> [Problem to work on] Print every line of the data below verbatim, keeping the original order.

> [Input]

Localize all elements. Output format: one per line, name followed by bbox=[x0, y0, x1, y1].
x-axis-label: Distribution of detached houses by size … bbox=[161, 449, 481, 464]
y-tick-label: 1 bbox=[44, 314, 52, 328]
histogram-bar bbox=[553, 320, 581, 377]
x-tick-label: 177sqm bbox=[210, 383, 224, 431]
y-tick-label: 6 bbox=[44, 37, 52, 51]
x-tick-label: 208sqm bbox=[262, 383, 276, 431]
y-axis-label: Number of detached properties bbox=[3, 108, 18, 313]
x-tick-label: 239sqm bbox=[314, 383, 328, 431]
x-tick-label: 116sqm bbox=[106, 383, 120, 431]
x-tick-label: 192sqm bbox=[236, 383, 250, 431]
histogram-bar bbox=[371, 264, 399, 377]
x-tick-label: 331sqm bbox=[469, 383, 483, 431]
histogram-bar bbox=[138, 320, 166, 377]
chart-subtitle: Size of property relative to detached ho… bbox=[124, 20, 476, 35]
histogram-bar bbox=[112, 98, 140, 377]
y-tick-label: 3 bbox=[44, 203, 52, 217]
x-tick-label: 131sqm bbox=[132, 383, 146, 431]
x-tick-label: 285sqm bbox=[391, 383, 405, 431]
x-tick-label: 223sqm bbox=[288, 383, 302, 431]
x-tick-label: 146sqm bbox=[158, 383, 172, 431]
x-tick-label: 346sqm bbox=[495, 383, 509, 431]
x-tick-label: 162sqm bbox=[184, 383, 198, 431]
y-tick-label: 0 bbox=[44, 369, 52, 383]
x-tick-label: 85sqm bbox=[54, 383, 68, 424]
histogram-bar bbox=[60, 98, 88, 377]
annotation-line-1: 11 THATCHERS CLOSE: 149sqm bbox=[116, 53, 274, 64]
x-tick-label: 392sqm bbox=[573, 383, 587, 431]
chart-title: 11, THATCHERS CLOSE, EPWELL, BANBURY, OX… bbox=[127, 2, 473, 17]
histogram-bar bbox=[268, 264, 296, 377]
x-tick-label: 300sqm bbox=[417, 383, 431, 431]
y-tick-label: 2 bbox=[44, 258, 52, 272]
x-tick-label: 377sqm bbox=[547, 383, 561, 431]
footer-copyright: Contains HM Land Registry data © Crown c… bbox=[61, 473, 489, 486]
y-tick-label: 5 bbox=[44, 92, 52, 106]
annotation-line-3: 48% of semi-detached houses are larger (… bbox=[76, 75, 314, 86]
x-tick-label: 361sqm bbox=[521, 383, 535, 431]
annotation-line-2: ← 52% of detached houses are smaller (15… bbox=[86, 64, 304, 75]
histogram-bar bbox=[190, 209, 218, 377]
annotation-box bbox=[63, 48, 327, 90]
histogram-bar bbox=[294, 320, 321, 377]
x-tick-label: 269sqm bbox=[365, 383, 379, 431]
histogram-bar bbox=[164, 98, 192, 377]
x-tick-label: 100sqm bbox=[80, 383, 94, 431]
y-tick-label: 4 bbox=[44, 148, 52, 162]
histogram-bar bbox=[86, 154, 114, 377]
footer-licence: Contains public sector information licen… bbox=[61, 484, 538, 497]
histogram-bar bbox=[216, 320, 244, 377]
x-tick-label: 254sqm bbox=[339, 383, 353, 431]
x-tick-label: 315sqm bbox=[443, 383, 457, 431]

> [The result]
Localize all elements. Output format: one per line, name followed by bbox=[x0, y0, x1, y1].
x-axis-label: Distribution of detached houses by size … bbox=[161, 449, 481, 464]
y-tick-label: 1 bbox=[44, 314, 52, 328]
histogram-bar bbox=[553, 320, 581, 377]
x-tick-label: 177sqm bbox=[210, 383, 224, 431]
y-tick-label: 6 bbox=[44, 37, 52, 51]
x-tick-label: 208sqm bbox=[262, 383, 276, 431]
y-axis-label: Number of detached properties bbox=[3, 108, 18, 313]
x-tick-label: 239sqm bbox=[314, 383, 328, 431]
x-tick-label: 116sqm bbox=[106, 383, 120, 431]
x-tick-label: 192sqm bbox=[236, 383, 250, 431]
histogram-bar bbox=[371, 264, 399, 377]
x-tick-label: 331sqm bbox=[469, 383, 483, 431]
histogram-bar bbox=[138, 320, 166, 377]
chart-subtitle: Size of property relative to detached ho… bbox=[124, 20, 476, 35]
histogram-bar bbox=[112, 98, 140, 377]
y-tick-label: 3 bbox=[44, 203, 52, 217]
x-tick-label: 131sqm bbox=[132, 383, 146, 431]
x-tick-label: 285sqm bbox=[391, 383, 405, 431]
x-tick-label: 223sqm bbox=[288, 383, 302, 431]
x-tick-label: 146sqm bbox=[158, 383, 172, 431]
x-tick-label: 346sqm bbox=[495, 383, 509, 431]
x-tick-label: 162sqm bbox=[184, 383, 198, 431]
y-tick-label: 0 bbox=[44, 369, 52, 383]
x-tick-label: 85sqm bbox=[54, 383, 68, 424]
histogram-bar bbox=[60, 98, 88, 377]
annotation-line-1: 11 THATCHERS CLOSE: 149sqm bbox=[116, 53, 274, 64]
x-tick-label: 392sqm bbox=[573, 383, 587, 431]
chart-title: 11, THATCHERS CLOSE, EPWELL, BANBURY, OX… bbox=[127, 2, 473, 17]
histogram-bar bbox=[268, 264, 296, 377]
x-tick-label: 300sqm bbox=[417, 383, 431, 431]
y-tick-label: 2 bbox=[44, 258, 52, 272]
x-tick-label: 377sqm bbox=[547, 383, 561, 431]
footer-copyright: Contains HM Land Registry data © Crown c… bbox=[61, 473, 489, 486]
y-tick-label: 5 bbox=[44, 92, 52, 106]
annotation-line-3: 48% of semi-detached houses are larger (… bbox=[76, 75, 314, 86]
x-tick-label: 361sqm bbox=[521, 383, 535, 431]
annotation-line-2: ← 52% of detached houses are smaller (15… bbox=[86, 64, 304, 75]
histogram-bar bbox=[190, 209, 218, 377]
annotation-box bbox=[63, 48, 327, 90]
histogram-bar bbox=[294, 320, 321, 377]
x-tick-label: 269sqm bbox=[365, 383, 379, 431]
histogram-bar bbox=[164, 98, 192, 377]
x-tick-label: 100sqm bbox=[80, 383, 94, 431]
y-tick-label: 4 bbox=[44, 148, 52, 162]
histogram-bar bbox=[86, 154, 114, 377]
footer-licence: Contains public sector information licen… bbox=[61, 484, 538, 497]
histogram-bar bbox=[216, 320, 244, 377]
x-tick-label: 254sqm bbox=[339, 383, 353, 431]
x-tick-label: 315sqm bbox=[443, 383, 457, 431]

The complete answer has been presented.